● **Given instruction**:
Restate all the material verbatim, except for the pictures.

● **Record set**:
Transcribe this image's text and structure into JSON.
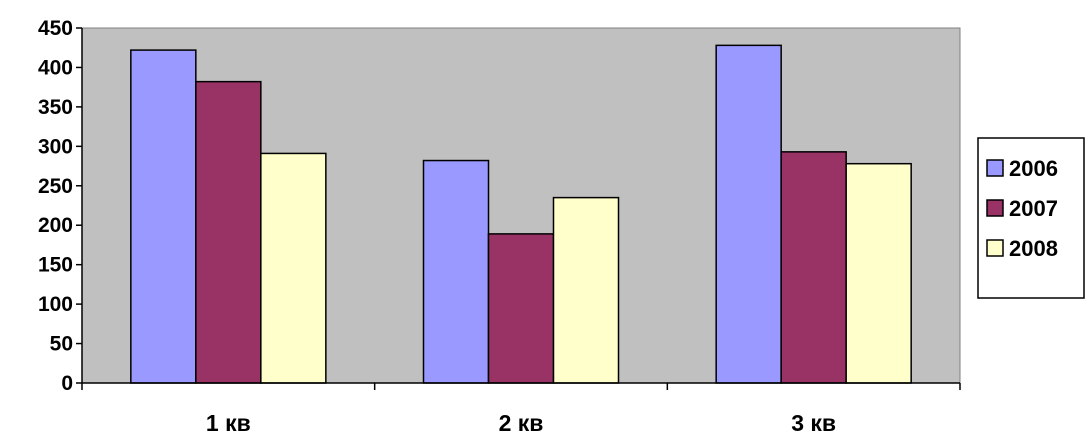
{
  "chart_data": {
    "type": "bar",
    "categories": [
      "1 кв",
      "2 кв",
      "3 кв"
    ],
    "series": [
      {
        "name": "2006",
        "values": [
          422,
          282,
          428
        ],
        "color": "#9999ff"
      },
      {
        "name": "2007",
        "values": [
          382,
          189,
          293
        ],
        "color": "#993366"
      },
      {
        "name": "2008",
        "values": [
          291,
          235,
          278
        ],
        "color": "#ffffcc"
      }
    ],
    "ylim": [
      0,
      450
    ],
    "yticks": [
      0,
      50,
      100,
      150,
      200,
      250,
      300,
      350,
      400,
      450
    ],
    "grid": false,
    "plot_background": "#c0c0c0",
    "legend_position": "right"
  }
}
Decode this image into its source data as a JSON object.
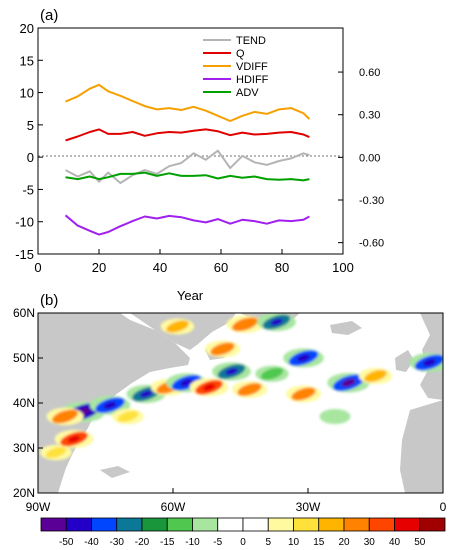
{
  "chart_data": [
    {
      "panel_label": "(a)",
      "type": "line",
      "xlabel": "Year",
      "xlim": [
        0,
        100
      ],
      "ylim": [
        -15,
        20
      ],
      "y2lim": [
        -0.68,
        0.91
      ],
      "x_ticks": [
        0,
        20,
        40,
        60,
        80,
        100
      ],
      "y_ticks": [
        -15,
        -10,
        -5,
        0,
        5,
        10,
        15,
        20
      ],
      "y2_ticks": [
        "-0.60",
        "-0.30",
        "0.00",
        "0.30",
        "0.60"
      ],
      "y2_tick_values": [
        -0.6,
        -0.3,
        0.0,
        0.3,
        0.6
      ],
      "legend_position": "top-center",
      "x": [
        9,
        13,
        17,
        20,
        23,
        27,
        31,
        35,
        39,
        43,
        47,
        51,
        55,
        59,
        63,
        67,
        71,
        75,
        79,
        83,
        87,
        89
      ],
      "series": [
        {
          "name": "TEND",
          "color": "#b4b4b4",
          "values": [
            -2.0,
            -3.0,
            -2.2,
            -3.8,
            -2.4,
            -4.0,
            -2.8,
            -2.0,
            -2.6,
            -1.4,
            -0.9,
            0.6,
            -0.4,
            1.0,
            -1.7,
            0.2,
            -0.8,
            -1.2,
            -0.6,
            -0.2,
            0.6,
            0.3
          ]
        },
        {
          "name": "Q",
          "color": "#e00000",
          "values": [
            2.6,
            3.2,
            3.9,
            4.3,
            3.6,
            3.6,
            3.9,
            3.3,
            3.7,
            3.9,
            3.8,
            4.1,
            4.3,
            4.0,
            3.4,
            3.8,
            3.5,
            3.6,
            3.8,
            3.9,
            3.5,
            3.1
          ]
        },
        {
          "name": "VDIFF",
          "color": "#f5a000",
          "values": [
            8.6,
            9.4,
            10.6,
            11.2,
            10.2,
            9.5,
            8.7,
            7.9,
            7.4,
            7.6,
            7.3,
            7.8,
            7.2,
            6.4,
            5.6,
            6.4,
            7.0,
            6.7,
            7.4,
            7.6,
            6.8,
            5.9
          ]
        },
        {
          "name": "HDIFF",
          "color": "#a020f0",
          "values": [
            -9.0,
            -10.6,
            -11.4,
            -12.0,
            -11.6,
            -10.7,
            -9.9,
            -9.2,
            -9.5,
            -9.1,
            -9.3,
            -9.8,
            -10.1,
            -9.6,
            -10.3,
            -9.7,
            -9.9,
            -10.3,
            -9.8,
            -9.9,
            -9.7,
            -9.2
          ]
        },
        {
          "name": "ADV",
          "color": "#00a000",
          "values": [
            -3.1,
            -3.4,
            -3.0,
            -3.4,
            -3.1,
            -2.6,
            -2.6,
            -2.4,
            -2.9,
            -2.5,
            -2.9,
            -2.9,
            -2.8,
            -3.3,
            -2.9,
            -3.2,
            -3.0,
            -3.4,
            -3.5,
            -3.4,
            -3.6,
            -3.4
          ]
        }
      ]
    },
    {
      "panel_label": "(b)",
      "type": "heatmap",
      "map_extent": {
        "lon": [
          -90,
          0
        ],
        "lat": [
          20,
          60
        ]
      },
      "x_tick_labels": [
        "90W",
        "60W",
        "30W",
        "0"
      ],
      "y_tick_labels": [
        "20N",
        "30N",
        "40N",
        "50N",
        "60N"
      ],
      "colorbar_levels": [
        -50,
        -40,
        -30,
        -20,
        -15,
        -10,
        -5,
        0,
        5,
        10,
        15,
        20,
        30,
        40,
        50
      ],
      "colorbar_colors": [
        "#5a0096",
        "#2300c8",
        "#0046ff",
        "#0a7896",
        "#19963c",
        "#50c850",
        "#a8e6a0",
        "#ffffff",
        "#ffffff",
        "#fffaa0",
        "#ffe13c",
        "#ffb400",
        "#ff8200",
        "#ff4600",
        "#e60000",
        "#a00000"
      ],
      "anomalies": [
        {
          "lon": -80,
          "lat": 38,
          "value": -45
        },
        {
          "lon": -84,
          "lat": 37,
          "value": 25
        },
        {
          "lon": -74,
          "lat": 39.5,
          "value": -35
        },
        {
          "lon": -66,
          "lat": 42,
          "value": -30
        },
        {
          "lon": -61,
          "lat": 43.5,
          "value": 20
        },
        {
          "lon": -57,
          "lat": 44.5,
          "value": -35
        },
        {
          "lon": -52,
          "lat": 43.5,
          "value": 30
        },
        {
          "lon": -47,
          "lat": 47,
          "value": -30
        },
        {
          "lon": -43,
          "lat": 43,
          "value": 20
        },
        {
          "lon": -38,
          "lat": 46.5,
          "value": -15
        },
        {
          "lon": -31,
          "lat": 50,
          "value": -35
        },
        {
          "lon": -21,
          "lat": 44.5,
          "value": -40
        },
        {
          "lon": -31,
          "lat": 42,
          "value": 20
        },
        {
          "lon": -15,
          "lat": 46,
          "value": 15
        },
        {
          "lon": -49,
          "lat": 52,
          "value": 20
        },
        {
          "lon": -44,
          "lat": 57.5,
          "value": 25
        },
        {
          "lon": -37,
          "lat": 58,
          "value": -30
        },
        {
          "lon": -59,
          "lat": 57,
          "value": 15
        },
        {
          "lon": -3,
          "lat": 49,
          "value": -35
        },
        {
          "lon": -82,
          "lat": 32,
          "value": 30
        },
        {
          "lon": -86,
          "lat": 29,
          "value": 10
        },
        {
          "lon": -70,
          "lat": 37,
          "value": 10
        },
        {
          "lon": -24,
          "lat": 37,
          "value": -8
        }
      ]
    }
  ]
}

● **Exercise response**:
Transcribe this image's text and structure into JSON.
{
  "chart_data": {
    "type": "bar",
    "categories": [
      "1 кв",
      "2 кв",
      "3 кв"
    ],
    "series": [
      {
        "name": "2006",
        "values": [
          422,
          282,
          428
        ],
        "color": "#9999ff"
      },
      {
        "name": "2007",
        "values": [
          382,
          189,
          293
        ],
        "color": "#993366"
      },
      {
        "name": "2008",
        "values": [
          291,
          235,
          278
        ],
        "color": "#ffffcc"
      }
    ],
    "ylim": [
      0,
      450
    ],
    "yticks": [
      0,
      50,
      100,
      150,
      200,
      250,
      300,
      350,
      400,
      450
    ],
    "grid": false,
    "plot_background": "#c0c0c0",
    "legend_position": "right"
  }
}
Decode this image into its source data as a JSON object.
{
  "chart_data": [
    {
      "panel_label": "(a)",
      "type": "line",
      "xlabel": "Year",
      "xlim": [
        0,
        100
      ],
      "ylim": [
        -15,
        20
      ],
      "y2lim": [
        -0.68,
        0.91
      ],
      "x_ticks": [
        0,
        20,
        40,
        60,
        80,
        100
      ],
      "y_ticks": [
        -15,
        -10,
        -5,
        0,
        5,
        10,
        15,
        20
      ],
      "y2_ticks": [
        "-0.60",
        "-0.30",
        "0.00",
        "0.30",
        "0.60"
      ],
      "y2_tick_values": [
        -0.6,
        -0.3,
        0.0,
        0.3,
        0.6
      ],
      "legend_position": "top-center",
      "x": [
        9,
        13,
        17,
        20,
        23,
        27,
        31,
        35,
        39,
        43,
        47,
        51,
        55,
        59,
        63,
        67,
        71,
        75,
        79,
        83,
        87,
        89
      ],
      "series": [
        {
          "name": "TEND",
          "color": "#b4b4b4",
          "values": [
            -2.0,
            -3.0,
            -2.2,
            -3.8,
            -2.4,
            -4.0,
            -2.8,
            -2.0,
            -2.6,
            -1.4,
            -0.9,
            0.6,
            -0.4,
            1.0,
            -1.7,
            0.2,
            -0.8,
            -1.2,
            -0.6,
            -0.2,
            0.6,
            0.3
          ]
        },
        {
          "name": "Q",
          "color": "#e00000",
          "values": [
            2.6,
            3.2,
            3.9,
            4.3,
            3.6,
            3.6,
            3.9,
            3.3,
            3.7,
            3.9,
            3.8,
            4.1,
            4.3,
            4.0,
            3.4,
            3.8,
            3.5,
            3.6,
            3.8,
            3.9,
            3.5,
            3.1
          ]
        },
        {
          "name": "VDIFF",
          "color": "#f5a000",
          "values": [
            8.6,
            9.4,
            10.6,
            11.2,
            10.2,
            9.5,
            8.7,
            7.9,
            7.4,
            7.6,
            7.3,
            7.8,
            7.2,
            6.4,
            5.6,
            6.4,
            7.0,
            6.7,
            7.4,
            7.6,
            6.8,
            5.9
          ]
        },
        {
          "name": "HDIFF",
          "color": "#a020f0",
          "values": [
            -9.0,
            -10.6,
            -11.4,
            -12.0,
            -11.6,
            -10.7,
            -9.9,
            -9.2,
            -9.5,
            -9.1,
            -9.3,
            -9.8,
            -10.1,
            -9.6,
            -10.3,
            -9.7,
            -9.9,
            -10.3,
            -9.8,
            -9.9,
            -9.7,
            -9.2
          ]
        },
        {
          "name": "ADV",
          "color": "#00a000",
          "values": [
            -3.1,
            -3.4,
            -3.0,
            -3.4,
            -3.1,
            -2.6,
            -2.6,
            -2.4,
            -2.9,
            -2.5,
            -2.9,
            -2.9,
            -2.8,
            -3.3,
            -2.9,
            -3.2,
            -3.0,
            -3.4,
            -3.5,
            -3.4,
            -3.6,
            -3.4
          ]
        }
      ]
    },
    {
      "panel_label": "(b)",
      "type": "heatmap",
      "map_extent": {
        "lon": [
          -90,
          0
        ],
        "lat": [
          20,
          60
        ]
      },
      "x_tick_labels": [
        "90W",
        "60W",
        "30W",
        "0"
      ],
      "y_tick_labels": [
        "20N",
        "30N",
        "40N",
        "50N",
        "60N"
      ],
      "colorbar_levels": [
        -50,
        -40,
        -30,
        -20,
        -15,
        -10,
        -5,
        0,
        5,
        10,
        15,
        20,
        30,
        40,
        50
      ],
      "colorbar_colors": [
        "#5a0096",
        "#2300c8",
        "#0046ff",
        "#0a7896",
        "#19963c",
        "#50c850",
        "#a8e6a0",
        "#ffffff",
        "#ffffff",
        "#fffaa0",
        "#ffe13c",
        "#ffb400",
        "#ff8200",
        "#ff4600",
        "#e60000",
        "#a00000"
      ],
      "anomalies": [
        {
          "lon": -80,
          "lat": 38,
          "value": -45
        },
        {
          "lon": -84,
          "lat": 37,
          "value": 25
        },
        {
          "lon": -74,
          "lat": 39.5,
          "value": -35
        },
        {
          "lon": -66,
          "lat": 42,
          "value": -30
        },
        {
          "lon": -61,
          "lat": 43.5,
          "value": 20
        },
        {
          "lon": -57,
          "lat": 44.5,
          "value": -35
        },
        {
          "lon": -52,
          "lat": 43.5,
          "value": 30
        },
        {
          "lon": -47,
          "lat": 47,
          "value": -30
        },
        {
          "lon": -43,
          "lat": 43,
          "value": 20
        },
        {
          "lon": -38,
          "lat": 46.5,
          "value": -15
        },
        {
          "lon": -31,
          "lat": 50,
          "value": -35
        },
        {
          "lon": -21,
          "lat": 44.5,
          "value": -40
        },
        {
          "lon": -31,
          "lat": 42,
          "value": 20
        },
        {
          "lon": -15,
          "lat": 46,
          "value": 15
        },
        {
          "lon": -49,
          "lat": 52,
          "value": 20
        },
        {
          "lon": -44,
          "lat": 57.5,
          "value": 25
        },
        {
          "lon": -37,
          "lat": 58,
          "value": -30
        },
        {
          "lon": -59,
          "lat": 57,
          "value": 15
        },
        {
          "lon": -3,
          "lat": 49,
          "value": -35
        },
        {
          "lon": -82,
          "lat": 32,
          "value": 30
        },
        {
          "lon": -86,
          "lat": 29,
          "value": 10
        },
        {
          "lon": -70,
          "lat": 37,
          "value": 10
        },
        {
          "lon": -24,
          "lat": 37,
          "value": -8
        }
      ]
    }
  ]
}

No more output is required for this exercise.